[Dataset excerpt]
══════

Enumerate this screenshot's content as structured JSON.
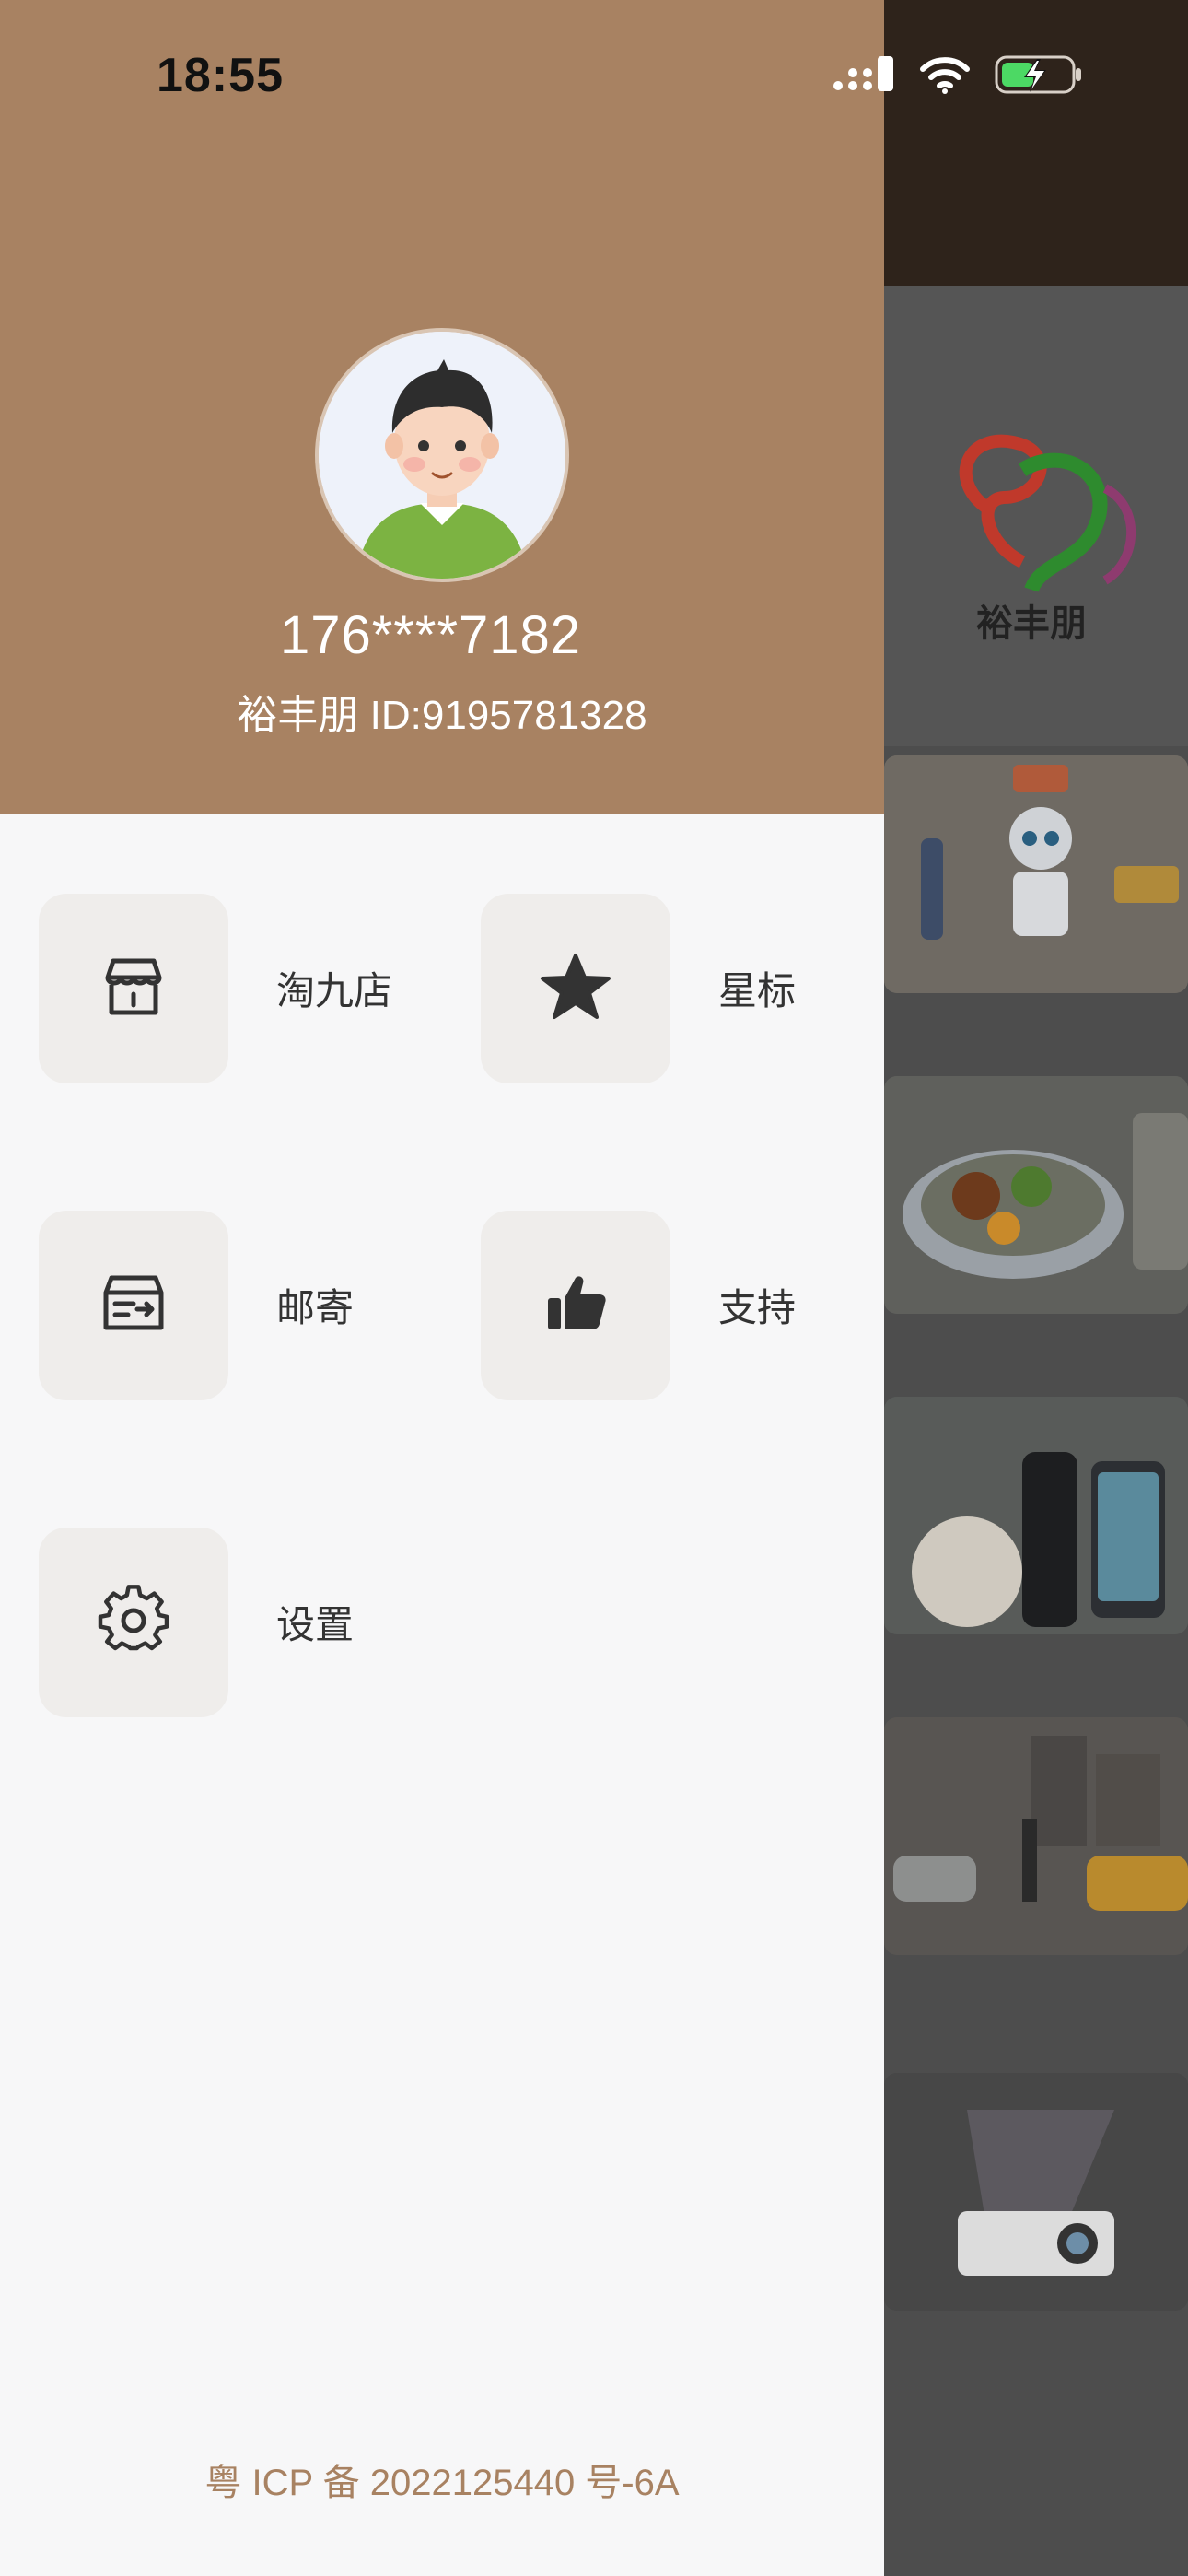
{
  "status_bar": {
    "time": "18:55",
    "battery_charging": true
  },
  "drawer": {
    "header_color": "#a88262",
    "user": {
      "phone": "176****7182",
      "id_label": "裕丰朋 ID:9195781328"
    },
    "menu": [
      {
        "icon": "store-icon",
        "label": "淘九店"
      },
      {
        "icon": "star-icon",
        "label": "星标"
      },
      {
        "icon": "mail-box-icon",
        "label": "邮寄"
      },
      {
        "icon": "thumbs-up-icon",
        "label": "支持"
      },
      {
        "icon": "gear-icon",
        "label": "设置"
      }
    ],
    "footer": "粤 ICP 备 2022125440 号-6A"
  },
  "background": {
    "logo_text": "裕丰朋"
  }
}
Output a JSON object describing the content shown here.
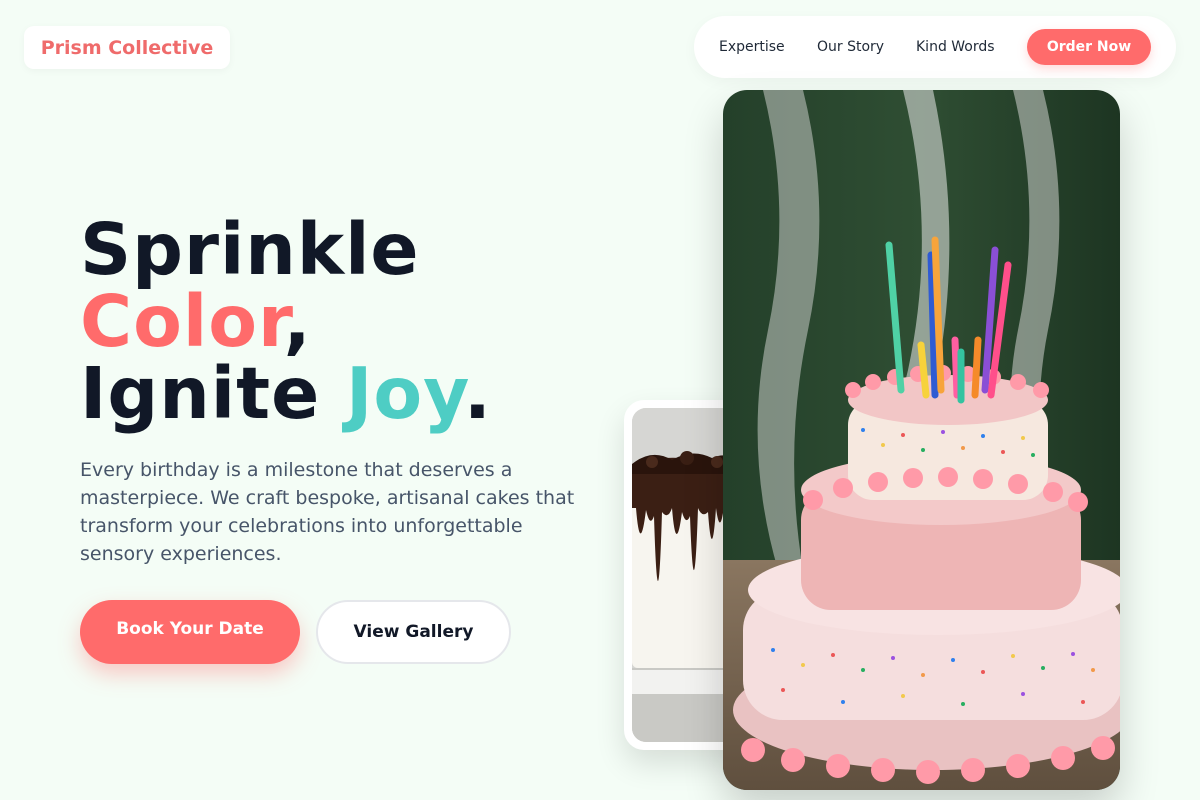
{
  "brand": {
    "name": "Prism Collective"
  },
  "nav": {
    "links": [
      "Expertise",
      "Our Story",
      "Kind Words"
    ],
    "cta": "Order Now"
  },
  "hero": {
    "line1": "Sprinkle",
    "line2_accent": "Color",
    "line2_punct": ",",
    "line3_start": "Ignite ",
    "line3_accent": "Joy",
    "line3_punct": ".",
    "description": "Every birthday is a milestone that deserves a masterpiece. We craft bespoke, artisanal cakes that transform your celebrations into unforgettable sensory experiences.",
    "primary_button": "Book Your Date",
    "secondary_button": "View Gallery"
  },
  "colors": {
    "background": "#f4fdf6",
    "coral": "#ff6b6b",
    "teal": "#4ecdc4",
    "ink": "#111827"
  }
}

══════

### Given request
Reproduce the whole listing above word for word, but not its pictures.

### In response
Enumerate this screenshot's content as structured JSON.
{
  "status_bar": {
    "time": "18:55",
    "battery_charging": true
  },
  "drawer": {
    "header_color": "#a88262",
    "user": {
      "phone": "176****7182",
      "id_label": "裕丰朋 ID:9195781328"
    },
    "menu": [
      {
        "icon": "store-icon",
        "label": "淘九店"
      },
      {
        "icon": "star-icon",
        "label": "星标"
      },
      {
        "icon": "mail-box-icon",
        "label": "邮寄"
      },
      {
        "icon": "thumbs-up-icon",
        "label": "支持"
      },
      {
        "icon": "gear-icon",
        "label": "设置"
      }
    ],
    "footer": "粤 ICP 备 2022125440 号-6A"
  },
  "background": {
    "logo_text": "裕丰朋"
  }
}
Output a JSON object describing the content shown here.
{
  "brand": {
    "name": "Prism Collective"
  },
  "nav": {
    "links": [
      "Expertise",
      "Our Story",
      "Kind Words"
    ],
    "cta": "Order Now"
  },
  "hero": {
    "line1": "Sprinkle",
    "line2_accent": "Color",
    "line2_punct": ",",
    "line3_start": "Ignite ",
    "line3_accent": "Joy",
    "line3_punct": ".",
    "description": "Every birthday is a milestone that deserves a masterpiece. We craft bespoke, artisanal cakes that transform your celebrations into unforgettable sensory experiences.",
    "primary_button": "Book Your Date",
    "secondary_button": "View Gallery"
  },
  "colors": {
    "background": "#f4fdf6",
    "coral": "#ff6b6b",
    "teal": "#4ecdc4",
    "ink": "#111827"
  }
}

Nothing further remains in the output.